_SET PROBLEM_
Take every line that has the string "outline" and copy it out.

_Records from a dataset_
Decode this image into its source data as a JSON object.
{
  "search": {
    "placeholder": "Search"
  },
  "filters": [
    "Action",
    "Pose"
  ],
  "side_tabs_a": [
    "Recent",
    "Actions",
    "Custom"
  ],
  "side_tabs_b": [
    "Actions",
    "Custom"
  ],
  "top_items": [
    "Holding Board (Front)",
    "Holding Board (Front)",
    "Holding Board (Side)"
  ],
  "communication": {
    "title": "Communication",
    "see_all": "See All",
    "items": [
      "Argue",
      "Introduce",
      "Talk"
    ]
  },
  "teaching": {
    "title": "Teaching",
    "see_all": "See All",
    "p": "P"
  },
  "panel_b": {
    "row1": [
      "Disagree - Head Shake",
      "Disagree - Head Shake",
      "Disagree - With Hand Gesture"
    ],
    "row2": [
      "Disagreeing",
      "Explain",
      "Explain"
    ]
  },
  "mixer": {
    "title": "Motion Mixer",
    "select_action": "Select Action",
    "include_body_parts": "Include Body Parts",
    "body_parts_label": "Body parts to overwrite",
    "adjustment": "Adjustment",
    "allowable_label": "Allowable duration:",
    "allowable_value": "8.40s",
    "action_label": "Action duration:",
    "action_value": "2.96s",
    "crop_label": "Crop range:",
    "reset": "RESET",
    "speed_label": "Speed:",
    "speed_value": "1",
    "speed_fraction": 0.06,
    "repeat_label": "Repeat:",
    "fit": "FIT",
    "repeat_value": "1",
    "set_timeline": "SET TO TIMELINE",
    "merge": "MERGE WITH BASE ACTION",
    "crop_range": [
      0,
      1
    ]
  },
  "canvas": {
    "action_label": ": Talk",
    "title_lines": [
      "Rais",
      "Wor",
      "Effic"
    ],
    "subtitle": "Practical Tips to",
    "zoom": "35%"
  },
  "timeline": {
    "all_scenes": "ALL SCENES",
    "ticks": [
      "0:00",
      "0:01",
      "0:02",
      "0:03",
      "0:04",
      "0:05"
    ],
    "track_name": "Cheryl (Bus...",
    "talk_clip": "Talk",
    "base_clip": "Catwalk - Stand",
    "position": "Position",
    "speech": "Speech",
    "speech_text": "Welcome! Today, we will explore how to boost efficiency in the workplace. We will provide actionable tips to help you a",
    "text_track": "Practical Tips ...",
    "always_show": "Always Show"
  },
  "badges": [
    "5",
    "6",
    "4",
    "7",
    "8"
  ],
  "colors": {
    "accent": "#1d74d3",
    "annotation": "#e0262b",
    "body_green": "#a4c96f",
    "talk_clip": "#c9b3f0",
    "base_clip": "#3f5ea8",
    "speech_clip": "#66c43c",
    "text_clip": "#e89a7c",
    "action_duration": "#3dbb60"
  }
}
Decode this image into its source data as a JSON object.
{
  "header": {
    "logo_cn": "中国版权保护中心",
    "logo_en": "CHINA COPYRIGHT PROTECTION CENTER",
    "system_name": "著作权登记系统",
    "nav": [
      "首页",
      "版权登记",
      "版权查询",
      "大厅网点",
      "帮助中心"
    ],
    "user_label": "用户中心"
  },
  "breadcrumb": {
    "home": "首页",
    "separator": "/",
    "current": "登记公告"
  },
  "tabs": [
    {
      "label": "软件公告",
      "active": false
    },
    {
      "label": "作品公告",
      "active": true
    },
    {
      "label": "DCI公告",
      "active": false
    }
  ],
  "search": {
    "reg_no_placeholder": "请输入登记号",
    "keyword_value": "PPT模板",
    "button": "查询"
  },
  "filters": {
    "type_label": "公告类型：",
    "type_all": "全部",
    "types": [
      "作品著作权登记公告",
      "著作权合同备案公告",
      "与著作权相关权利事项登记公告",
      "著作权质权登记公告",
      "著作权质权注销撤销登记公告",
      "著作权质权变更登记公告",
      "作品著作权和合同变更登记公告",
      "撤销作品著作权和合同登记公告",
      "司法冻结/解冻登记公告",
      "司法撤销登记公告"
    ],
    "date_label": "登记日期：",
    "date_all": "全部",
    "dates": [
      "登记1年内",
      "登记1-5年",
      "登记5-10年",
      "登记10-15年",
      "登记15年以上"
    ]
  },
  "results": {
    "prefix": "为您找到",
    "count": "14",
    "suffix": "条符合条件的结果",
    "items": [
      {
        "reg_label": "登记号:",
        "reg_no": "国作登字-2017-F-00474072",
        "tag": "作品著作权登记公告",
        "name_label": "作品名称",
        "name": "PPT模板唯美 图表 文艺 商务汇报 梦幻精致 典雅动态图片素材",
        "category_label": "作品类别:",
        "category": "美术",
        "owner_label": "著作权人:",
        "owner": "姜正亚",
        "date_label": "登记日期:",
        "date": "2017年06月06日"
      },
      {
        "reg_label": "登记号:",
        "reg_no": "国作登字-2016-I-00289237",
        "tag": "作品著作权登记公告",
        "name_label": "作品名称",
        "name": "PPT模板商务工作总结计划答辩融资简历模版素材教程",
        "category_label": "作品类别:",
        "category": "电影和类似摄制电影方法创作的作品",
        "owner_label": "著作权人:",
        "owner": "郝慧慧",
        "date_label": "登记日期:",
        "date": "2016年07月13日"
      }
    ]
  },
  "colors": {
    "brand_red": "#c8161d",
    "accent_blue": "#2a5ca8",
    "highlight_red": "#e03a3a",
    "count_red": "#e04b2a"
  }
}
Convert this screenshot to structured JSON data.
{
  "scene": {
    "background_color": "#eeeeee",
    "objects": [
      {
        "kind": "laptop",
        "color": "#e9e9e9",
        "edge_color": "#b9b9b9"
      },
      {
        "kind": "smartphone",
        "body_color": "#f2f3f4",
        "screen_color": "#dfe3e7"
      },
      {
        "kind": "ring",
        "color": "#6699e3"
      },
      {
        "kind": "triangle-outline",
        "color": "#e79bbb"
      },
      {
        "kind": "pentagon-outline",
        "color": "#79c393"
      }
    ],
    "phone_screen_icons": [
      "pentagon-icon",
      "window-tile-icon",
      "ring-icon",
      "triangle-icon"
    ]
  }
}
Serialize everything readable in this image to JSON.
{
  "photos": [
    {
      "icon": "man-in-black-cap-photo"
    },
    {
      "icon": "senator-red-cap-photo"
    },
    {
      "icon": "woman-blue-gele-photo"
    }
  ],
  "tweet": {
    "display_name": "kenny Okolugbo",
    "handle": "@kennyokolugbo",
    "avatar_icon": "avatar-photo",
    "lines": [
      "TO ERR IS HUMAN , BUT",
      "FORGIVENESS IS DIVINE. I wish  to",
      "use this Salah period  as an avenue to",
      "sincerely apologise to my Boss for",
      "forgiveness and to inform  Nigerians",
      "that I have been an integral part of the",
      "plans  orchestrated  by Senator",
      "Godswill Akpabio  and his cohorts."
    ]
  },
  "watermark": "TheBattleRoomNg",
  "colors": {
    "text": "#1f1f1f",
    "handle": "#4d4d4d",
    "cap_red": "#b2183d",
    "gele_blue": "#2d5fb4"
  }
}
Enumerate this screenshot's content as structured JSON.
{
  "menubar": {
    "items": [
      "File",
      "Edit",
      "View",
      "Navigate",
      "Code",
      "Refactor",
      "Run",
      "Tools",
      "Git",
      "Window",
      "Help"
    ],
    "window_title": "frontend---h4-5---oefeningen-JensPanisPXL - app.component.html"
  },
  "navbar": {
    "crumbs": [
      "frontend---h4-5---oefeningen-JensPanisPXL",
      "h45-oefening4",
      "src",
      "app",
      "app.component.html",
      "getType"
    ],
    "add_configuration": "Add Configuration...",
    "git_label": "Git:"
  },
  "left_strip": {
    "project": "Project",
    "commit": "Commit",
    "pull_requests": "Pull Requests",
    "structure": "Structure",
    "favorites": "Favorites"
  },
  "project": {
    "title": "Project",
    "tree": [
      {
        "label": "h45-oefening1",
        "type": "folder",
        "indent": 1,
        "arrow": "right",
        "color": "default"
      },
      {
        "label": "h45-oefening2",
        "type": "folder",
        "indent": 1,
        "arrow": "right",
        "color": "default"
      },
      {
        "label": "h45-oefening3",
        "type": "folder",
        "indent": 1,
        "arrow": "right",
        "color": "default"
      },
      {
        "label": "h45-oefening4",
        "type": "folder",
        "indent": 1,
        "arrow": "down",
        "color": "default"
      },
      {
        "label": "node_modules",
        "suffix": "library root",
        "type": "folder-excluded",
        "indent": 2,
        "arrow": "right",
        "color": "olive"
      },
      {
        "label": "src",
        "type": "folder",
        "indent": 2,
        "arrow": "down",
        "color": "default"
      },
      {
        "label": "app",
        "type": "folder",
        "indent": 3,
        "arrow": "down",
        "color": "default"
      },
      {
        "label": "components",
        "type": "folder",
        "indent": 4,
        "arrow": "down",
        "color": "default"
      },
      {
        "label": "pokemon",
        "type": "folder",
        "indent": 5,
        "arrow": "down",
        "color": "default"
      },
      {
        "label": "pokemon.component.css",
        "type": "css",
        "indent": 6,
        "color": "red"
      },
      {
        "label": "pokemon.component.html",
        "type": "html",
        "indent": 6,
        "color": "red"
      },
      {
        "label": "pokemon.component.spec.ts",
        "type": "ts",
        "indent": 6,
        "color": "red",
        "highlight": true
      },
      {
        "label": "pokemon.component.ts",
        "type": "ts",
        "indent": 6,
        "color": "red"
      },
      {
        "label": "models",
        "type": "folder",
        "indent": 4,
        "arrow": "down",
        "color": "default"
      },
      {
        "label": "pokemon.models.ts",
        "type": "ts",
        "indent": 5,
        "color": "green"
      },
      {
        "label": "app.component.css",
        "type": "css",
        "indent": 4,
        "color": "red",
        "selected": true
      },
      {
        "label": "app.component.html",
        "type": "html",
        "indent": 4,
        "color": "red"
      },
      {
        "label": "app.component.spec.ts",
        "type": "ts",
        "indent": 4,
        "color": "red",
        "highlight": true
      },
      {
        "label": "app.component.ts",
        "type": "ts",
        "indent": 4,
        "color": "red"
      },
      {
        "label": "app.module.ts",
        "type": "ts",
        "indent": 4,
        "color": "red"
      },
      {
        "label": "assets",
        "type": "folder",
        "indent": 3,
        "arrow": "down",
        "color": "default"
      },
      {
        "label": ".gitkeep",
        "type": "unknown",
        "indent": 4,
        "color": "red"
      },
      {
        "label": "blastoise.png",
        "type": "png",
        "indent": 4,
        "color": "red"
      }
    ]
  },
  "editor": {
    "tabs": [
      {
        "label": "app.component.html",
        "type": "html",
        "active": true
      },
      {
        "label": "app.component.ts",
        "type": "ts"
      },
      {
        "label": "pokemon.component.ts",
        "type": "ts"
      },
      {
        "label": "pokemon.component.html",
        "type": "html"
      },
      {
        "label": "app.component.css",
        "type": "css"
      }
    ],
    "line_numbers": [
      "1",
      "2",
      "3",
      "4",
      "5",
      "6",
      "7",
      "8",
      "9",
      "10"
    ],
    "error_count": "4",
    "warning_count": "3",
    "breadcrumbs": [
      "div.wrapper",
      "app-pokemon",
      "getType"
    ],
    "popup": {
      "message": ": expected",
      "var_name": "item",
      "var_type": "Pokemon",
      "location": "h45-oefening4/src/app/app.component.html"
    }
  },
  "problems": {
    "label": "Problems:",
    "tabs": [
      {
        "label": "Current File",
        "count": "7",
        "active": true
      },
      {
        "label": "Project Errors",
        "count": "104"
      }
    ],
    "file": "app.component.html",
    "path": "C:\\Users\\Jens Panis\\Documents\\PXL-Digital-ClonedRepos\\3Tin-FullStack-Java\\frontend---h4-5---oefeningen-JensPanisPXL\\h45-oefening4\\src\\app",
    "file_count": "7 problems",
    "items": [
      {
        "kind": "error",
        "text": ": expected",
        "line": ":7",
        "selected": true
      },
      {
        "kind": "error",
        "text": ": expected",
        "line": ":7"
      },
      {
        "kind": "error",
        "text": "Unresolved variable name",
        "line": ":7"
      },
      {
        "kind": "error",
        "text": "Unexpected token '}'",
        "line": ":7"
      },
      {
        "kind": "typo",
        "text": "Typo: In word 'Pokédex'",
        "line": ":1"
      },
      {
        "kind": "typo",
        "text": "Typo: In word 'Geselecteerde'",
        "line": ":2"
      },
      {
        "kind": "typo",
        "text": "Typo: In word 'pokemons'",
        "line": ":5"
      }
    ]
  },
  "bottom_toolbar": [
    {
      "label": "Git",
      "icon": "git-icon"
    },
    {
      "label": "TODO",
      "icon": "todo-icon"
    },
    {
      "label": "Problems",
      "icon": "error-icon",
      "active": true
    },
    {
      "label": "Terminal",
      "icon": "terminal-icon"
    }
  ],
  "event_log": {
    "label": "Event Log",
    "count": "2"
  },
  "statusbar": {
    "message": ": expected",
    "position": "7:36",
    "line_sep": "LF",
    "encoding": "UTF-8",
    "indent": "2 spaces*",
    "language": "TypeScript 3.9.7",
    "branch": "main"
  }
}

_FULL OUTPUT_
        "kind": "triangle-outline",
        "kind": "pentagon-outline",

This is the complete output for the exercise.